[Begin]

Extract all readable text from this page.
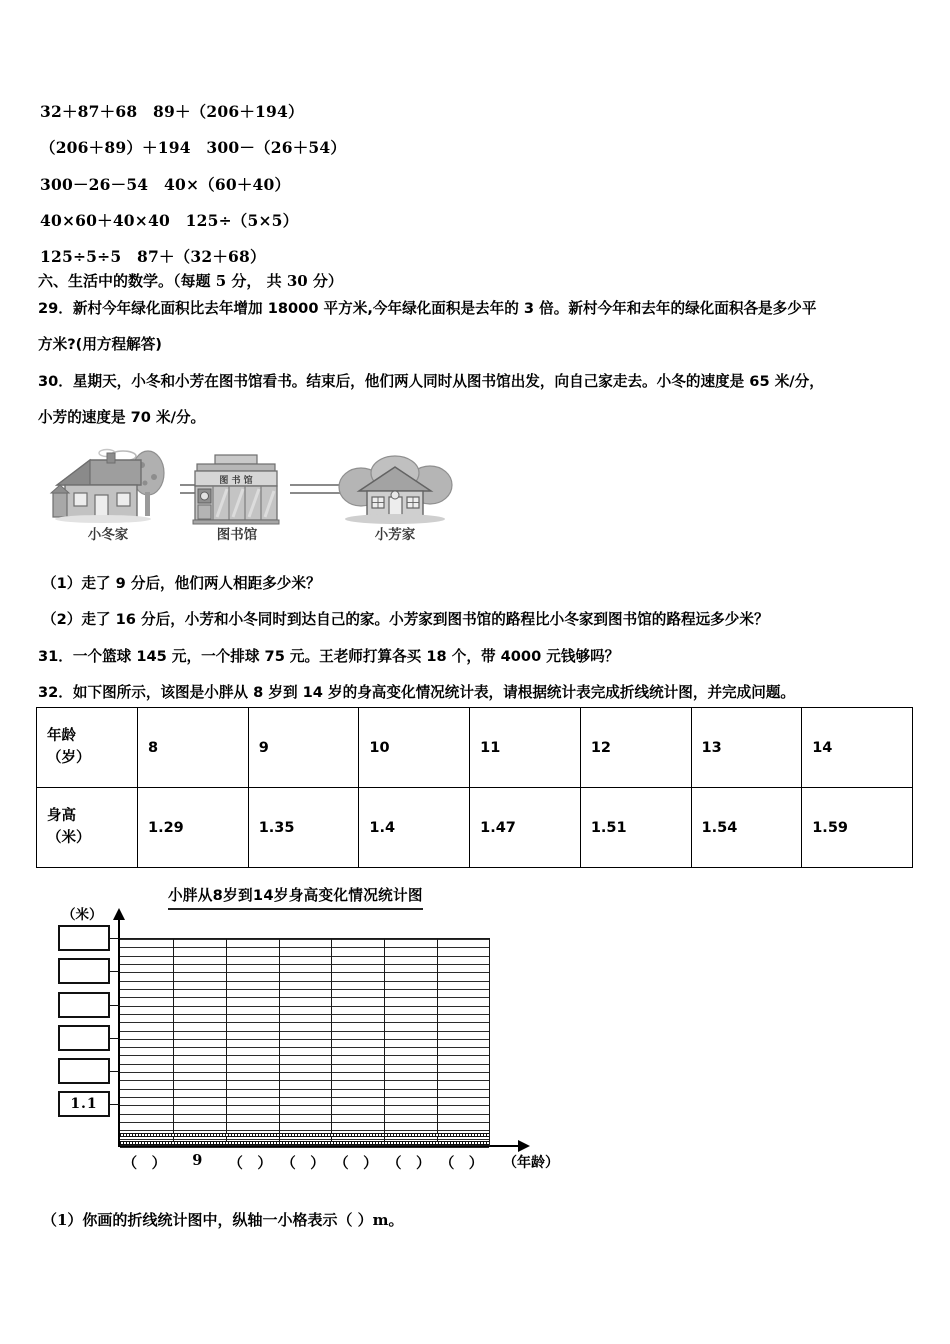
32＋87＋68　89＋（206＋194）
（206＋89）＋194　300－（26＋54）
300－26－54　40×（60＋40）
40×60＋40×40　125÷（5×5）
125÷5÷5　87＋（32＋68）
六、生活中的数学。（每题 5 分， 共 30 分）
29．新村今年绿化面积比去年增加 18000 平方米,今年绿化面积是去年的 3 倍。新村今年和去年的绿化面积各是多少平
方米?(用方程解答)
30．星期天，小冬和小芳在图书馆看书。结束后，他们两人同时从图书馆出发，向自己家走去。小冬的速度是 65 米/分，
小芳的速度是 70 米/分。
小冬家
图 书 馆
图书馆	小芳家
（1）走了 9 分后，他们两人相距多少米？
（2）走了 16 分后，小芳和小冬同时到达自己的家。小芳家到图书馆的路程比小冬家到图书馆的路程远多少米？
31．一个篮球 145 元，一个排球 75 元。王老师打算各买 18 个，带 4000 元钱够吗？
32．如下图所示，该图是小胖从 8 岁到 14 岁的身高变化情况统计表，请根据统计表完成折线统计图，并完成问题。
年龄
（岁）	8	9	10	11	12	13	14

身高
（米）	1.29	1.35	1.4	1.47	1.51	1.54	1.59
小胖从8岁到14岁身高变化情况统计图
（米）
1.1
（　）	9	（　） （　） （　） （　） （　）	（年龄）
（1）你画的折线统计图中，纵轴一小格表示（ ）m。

[End]

## Exercise requirements:
Return the listing above unchanged, apart from dropping its pictures.

## Answer in full:
Extract all readable text from this page.
32＋87＋68　89＋（206＋194）
（206＋89）＋194　300－（26＋54）
300－26－54　40×（60＋40）
40×60＋40×40　125÷（5×5）
125÷5÷5　87＋（32＋68）
六、生活中的数学。（每题 5 分， 共 30 分）
29．新村今年绿化面积比去年增加 18000 平方米,今年绿化面积是去年的 3 倍。新村今年和去年的绿化面积各是多少平
方米?(用方程解答)
30．星期天，小冬和小芳在图书馆看书。结束后，他们两人同时从图书馆出发，向自己家走去。小冬的速度是 65 米/分，
小芳的速度是 70 米/分。
小冬家
图 书 馆
图书馆	小芳家
（1）走了 9 分后，他们两人相距多少米？
（2）走了 16 分后，小芳和小冬同时到达自己的家。小芳家到图书馆的路程比小冬家到图书馆的路程远多少米？
31．一个篮球 145 元，一个排球 75 元。王老师打算各买 18 个，带 4000 元钱够吗？
32．如下图所示，该图是小胖从 8 岁到 14 岁的身高变化情况统计表，请根据统计表完成折线统计图，并完成问题。
年龄
（岁）	8	9	10	11	12	13	14

身高
（米）	1.29	1.35	1.4	1.47	1.51	1.54	1.59
小胖从8岁到14岁身高变化情况统计图
（米）
1.1
（　）	9	（　） （　） （　） （　） （　）	（年龄）
（1）你画的折线统计图中，纵轴一小格表示（ ）m。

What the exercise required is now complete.